Assigned task —
The job is to output each record exactly as it stands, pictures excluded.

Data —
----------

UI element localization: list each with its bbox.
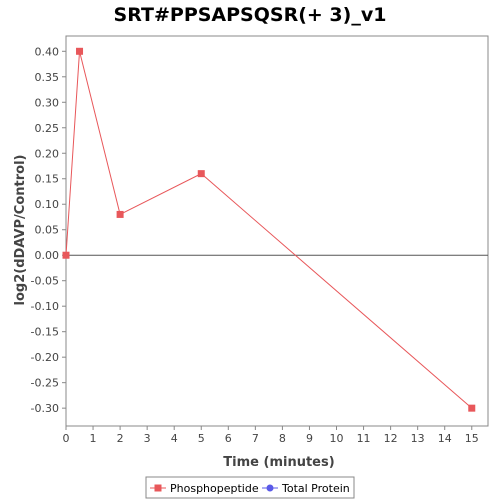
x-tick-label: 9 xyxy=(306,432,313,445)
x-tick-label: 15 xyxy=(465,432,479,445)
x-tick-label: 11 xyxy=(357,432,371,445)
x-tick-label: 6 xyxy=(225,432,232,445)
y-tick-label: 0.30 xyxy=(35,96,60,109)
x-tick-label: 12 xyxy=(384,432,398,445)
legend-label: Phosphopeptide xyxy=(170,482,259,495)
y-tick-label: 0.20 xyxy=(35,147,60,160)
x-tick-label: 5 xyxy=(198,432,205,445)
data-point xyxy=(62,251,70,259)
y-tick-label: 0.40 xyxy=(35,45,60,58)
y-tick-label: -0.25 xyxy=(31,377,59,390)
y-tick-label: -0.10 xyxy=(31,300,59,313)
y-tick-label: -0.05 xyxy=(31,275,59,288)
legend-label: Total Protein xyxy=(281,482,350,495)
x-tick-label: 0 xyxy=(63,432,70,445)
x-tick-label: 10 xyxy=(330,432,344,445)
x-tick-label: 14 xyxy=(438,432,452,445)
legend-circle-marker xyxy=(266,484,274,492)
x-tick-label: 8 xyxy=(279,432,286,445)
y-tick-label: -0.15 xyxy=(31,326,59,339)
y-tick-label: 0.00 xyxy=(35,249,60,262)
series-layer xyxy=(62,47,476,412)
chart-title: SRT#PPSAPSQSR(+ 3)_v1 xyxy=(114,4,387,26)
x-axis-label: Time (minutes) xyxy=(223,455,334,470)
legend-item: Phosphopeptide xyxy=(150,482,259,495)
data-point xyxy=(468,404,476,412)
x-axis: 0 1 2 3 4 5 6 7 8 9 10 11 12 13 14 15 xyxy=(63,426,479,445)
y-axis-label: log2(dDAVP/Control) xyxy=(13,155,28,306)
data-point xyxy=(197,170,205,178)
y-tick-label: 0.35 xyxy=(35,71,60,84)
plot-area: 0 1 2 3 4 5 6 7 8 9 10 11 12 13 14 15 0.400.350.300.250… xyxy=(31,35,489,445)
y-tick-label: -0.20 xyxy=(31,351,59,364)
legend-item: Total Protein xyxy=(262,482,350,495)
y-tick-label: 0.15 xyxy=(35,173,60,186)
legend: Phosphopeptide Total Protein xyxy=(145,476,355,499)
x-tick-label: 1 xyxy=(90,432,97,445)
y-tick-label: 0.10 xyxy=(35,198,60,211)
x-tick-label: 4 xyxy=(171,432,178,445)
legend-square-marker xyxy=(154,484,162,492)
x-tick-label: 7 xyxy=(252,432,259,445)
x-tick-label: 13 xyxy=(411,432,425,445)
x-tick-label: 3 xyxy=(144,432,151,445)
y-tick-label: -0.30 xyxy=(31,402,59,415)
y-tick-label: 0.25 xyxy=(35,122,60,135)
y-tick-label: 0.05 xyxy=(35,224,60,237)
data-point xyxy=(76,47,84,55)
legend-frame xyxy=(145,476,355,499)
x-tick-label: 2 xyxy=(117,432,124,445)
y-axis: 0.40 0.35 0.30 0.25 0.20 0.15 0.10 0.05 0.00 -0.0… xyxy=(31,45,66,415)
data-point xyxy=(116,210,124,218)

----------

Exercise output —
UI element localization: list each with its bbox.
x-tick-label: 9 xyxy=(306,432,313,445)
x-tick-label: 15 xyxy=(465,432,479,445)
x-tick-label: 11 xyxy=(357,432,371,445)
x-tick-label: 6 xyxy=(225,432,232,445)
y-tick-label: 0.30 xyxy=(35,96,60,109)
x-tick-label: 12 xyxy=(384,432,398,445)
legend-label: Phosphopeptide xyxy=(170,482,259,495)
y-tick-label: 0.20 xyxy=(35,147,60,160)
x-tick-label: 5 xyxy=(198,432,205,445)
data-point xyxy=(62,251,70,259)
y-tick-label: 0.40 xyxy=(35,45,60,58)
y-tick-label: -0.25 xyxy=(31,377,59,390)
y-tick-label: -0.10 xyxy=(31,300,59,313)
y-tick-label: -0.05 xyxy=(31,275,59,288)
legend-label: Total Protein xyxy=(281,482,350,495)
x-tick-label: 0 xyxy=(63,432,70,445)
x-tick-label: 10 xyxy=(330,432,344,445)
x-tick-label: 14 xyxy=(438,432,452,445)
legend-circle-marker xyxy=(266,484,274,492)
x-tick-label: 8 xyxy=(279,432,286,445)
y-tick-label: -0.15 xyxy=(31,326,59,339)
y-tick-label: 0.00 xyxy=(35,249,60,262)
series-layer xyxy=(62,47,476,412)
chart-title: SRT#PPSAPSQSR(+ 3)_v1 xyxy=(114,4,387,26)
x-axis-label: Time (minutes) xyxy=(223,455,334,470)
legend-item: Phosphopeptide xyxy=(150,482,259,495)
data-point xyxy=(468,404,476,412)
x-axis: 0 1 2 3 4 5 6 7 8 9 10 11 12 13 14 15 xyxy=(63,426,479,445)
y-axis-label: log2(dDAVP/Control) xyxy=(13,155,28,306)
data-point xyxy=(197,170,205,178)
y-tick-label: 0.35 xyxy=(35,71,60,84)
plot-area: 0 1 2 3 4 5 6 7 8 9 10 11 12 13 14 15 0.400.350.300.250… xyxy=(31,35,489,445)
y-tick-label: -0.20 xyxy=(31,351,59,364)
legend-item: Total Protein xyxy=(262,482,350,495)
y-tick-label: 0.15 xyxy=(35,173,60,186)
legend: Phosphopeptide Total Protein xyxy=(145,476,355,499)
x-tick-label: 1 xyxy=(90,432,97,445)
y-tick-label: 0.10 xyxy=(35,198,60,211)
x-tick-label: 4 xyxy=(171,432,178,445)
legend-square-marker xyxy=(154,484,162,492)
x-tick-label: 7 xyxy=(252,432,259,445)
x-tick-label: 13 xyxy=(411,432,425,445)
x-tick-label: 3 xyxy=(144,432,151,445)
y-tick-label: -0.30 xyxy=(31,402,59,415)
y-tick-label: 0.25 xyxy=(35,122,60,135)
y-tick-label: 0.05 xyxy=(35,224,60,237)
data-point xyxy=(76,47,84,55)
legend-frame xyxy=(145,476,355,499)
x-tick-label: 2 xyxy=(117,432,124,445)
y-axis: 0.40 0.35 0.30 0.25 0.20 0.15 0.10 0.05 0.00 -0.0… xyxy=(31,45,66,415)
data-point xyxy=(116,210,124,218)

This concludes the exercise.